PROBLEM DESCRIPTION
From the records below, extract all the text exactly and leave the images behind.

ENTRIES SHOWN
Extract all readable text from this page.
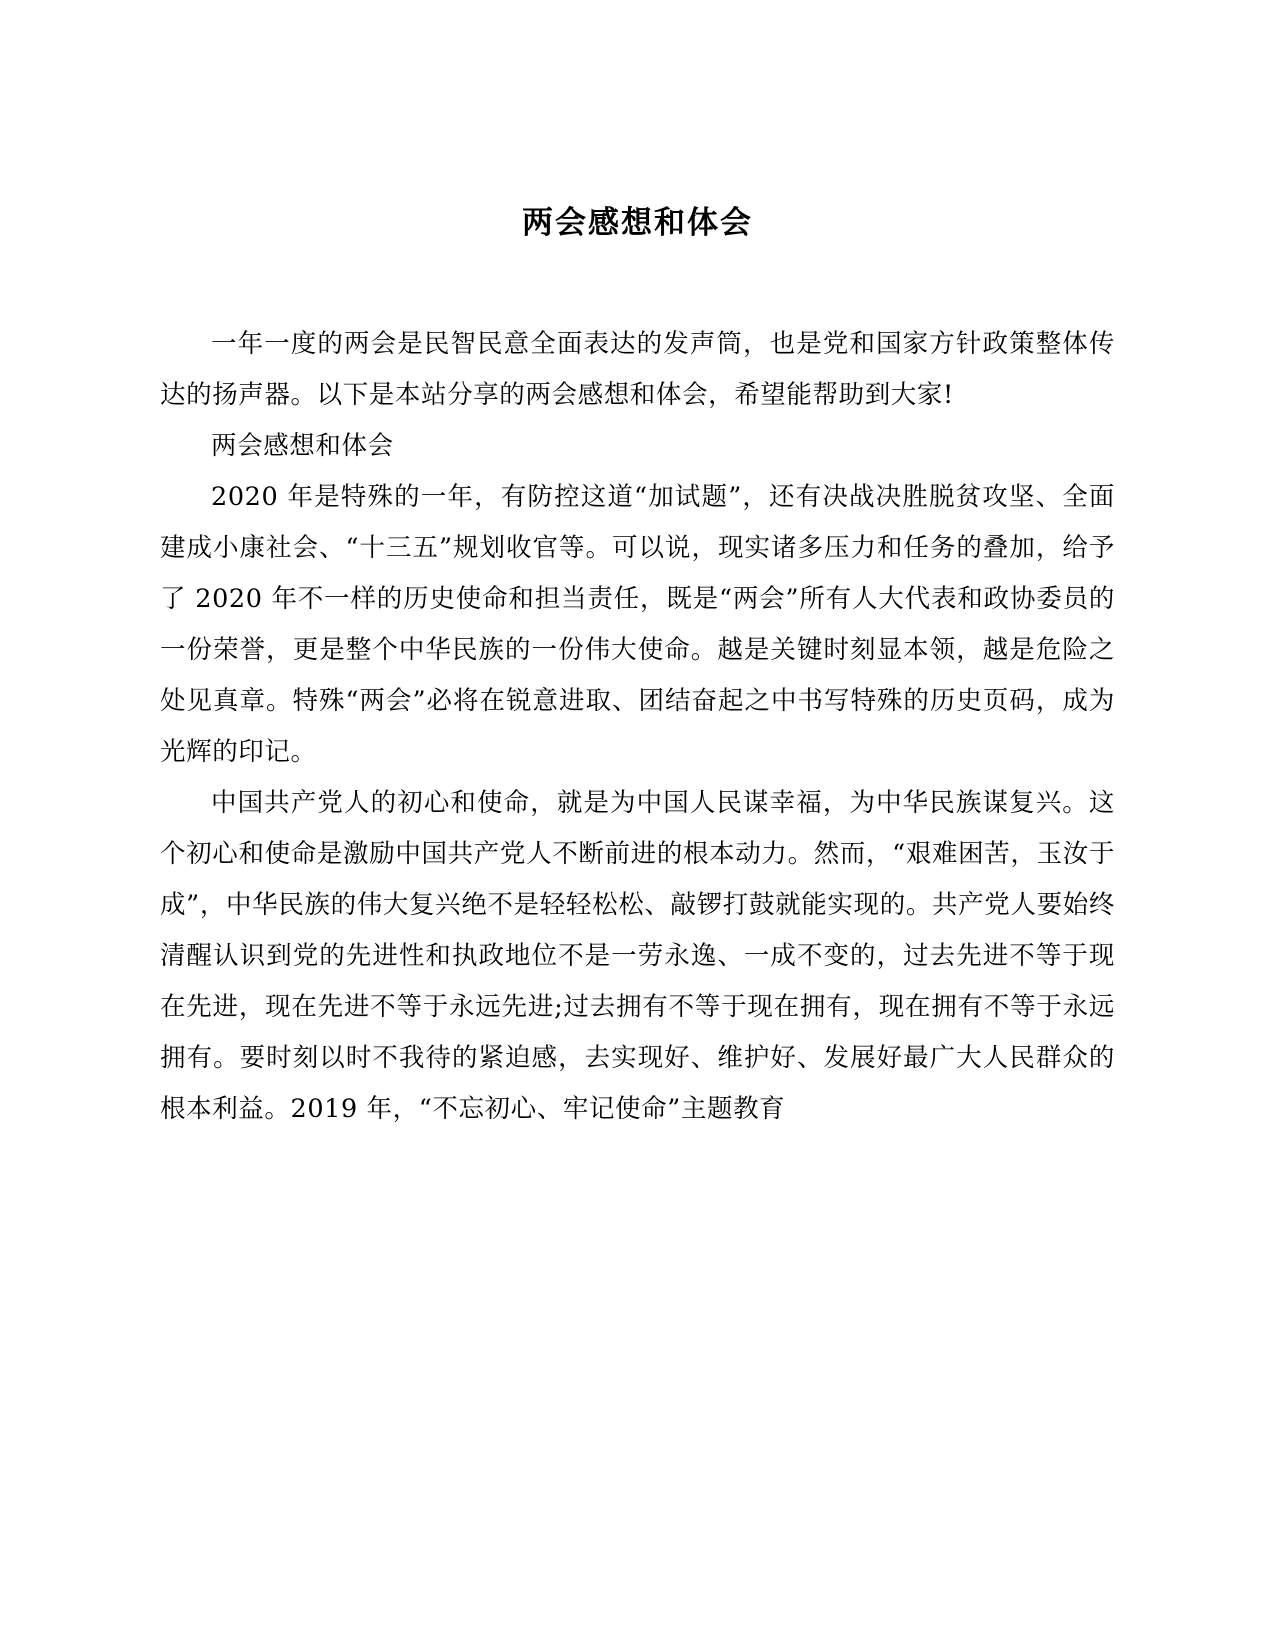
两会感想和体会

一年一度的两会是民智民意全面表达的发声筒，也是党和国家方针政策整体传达的扬声器。以下是本站分享的两会感想和体会，希望能帮助到大家!

两会感想和体会

2020 年是特殊的一年，有防控这道“加试题”，还有决战决胜脱贫攻坚、全面建成小康社会、“十三五”规划收官等。可以说，现实诸多压力和任务的叠加，给予了 2020 年不一样的历史使命和担当责任，既是“两会”所有人大代表和政协委员的一份荣誉，更是整个中华民族的一份伟大使命。越是关键时刻显本领，越是危险之处见真章。特殊“两会”必将在锐意进取、团结奋起之中书写特殊的历史页码，成为光辉的印记。

中国共产党人的初心和使命，就是为中国人民谋幸福，为中华民族谋复兴。这个初心和使命是激励中国共产党人不断前进的根本动力。然而，“艰难困苦，玉汝于成”，中华民族的伟大复兴绝不是轻轻松松、敲锣打鼓就能实现的。共产党人要始终清醒认识到党的先进性和执政地位不是一劳永逸、一成不变的，过去先进不等于现在先进，现在先进不等于永远先进;过去拥有不等于现在拥有，现在拥有不等于永远拥有。要时刻以时不我待的紧迫感，去实现好、维护好、发展好最广大人民群众的根本利益。2019 年，“不忘初心、牢记使命”主题教育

WORKED ANSWER
Extract all readable text from this page.
两会感想和体会

一年一度的两会是民智民意全面表达的发声筒，也是党和国家方针政策整体传达的扬声器。以下是本站分享的两会感想和体会，希望能帮助到大家!

两会感想和体会

2020 年是特殊的一年，有防控这道“加试题”，还有决战决胜脱贫攻坚、全面建成小康社会、“十三五”规划收官等。可以说，现实诸多压力和任务的叠加，给予了 2020 年不一样的历史使命和担当责任，既是“两会”所有人大代表和政协委员的一份荣誉，更是整个中华民族的一份伟大使命。越是关键时刻显本领，越是危险之处见真章。特殊“两会”必将在锐意进取、团结奋起之中书写特殊的历史页码，成为光辉的印记。

中国共产党人的初心和使命，就是为中国人民谋幸福，为中华民族谋复兴。这个初心和使命是激励中国共产党人不断前进的根本动力。然而，“艰难困苦，玉汝于成”，中华民族的伟大复兴绝不是轻轻松松、敲锣打鼓就能实现的。共产党人要始终清醒认识到党的先进性和执政地位不是一劳永逸、一成不变的，过去先进不等于现在先进，现在先进不等于永远先进;过去拥有不等于现在拥有，现在拥有不等于永远拥有。要时刻以时不我待的紧迫感，去实现好、维护好、发展好最广大人民群众的根本利益。2019 年，“不忘初心、牢记使命”主题教育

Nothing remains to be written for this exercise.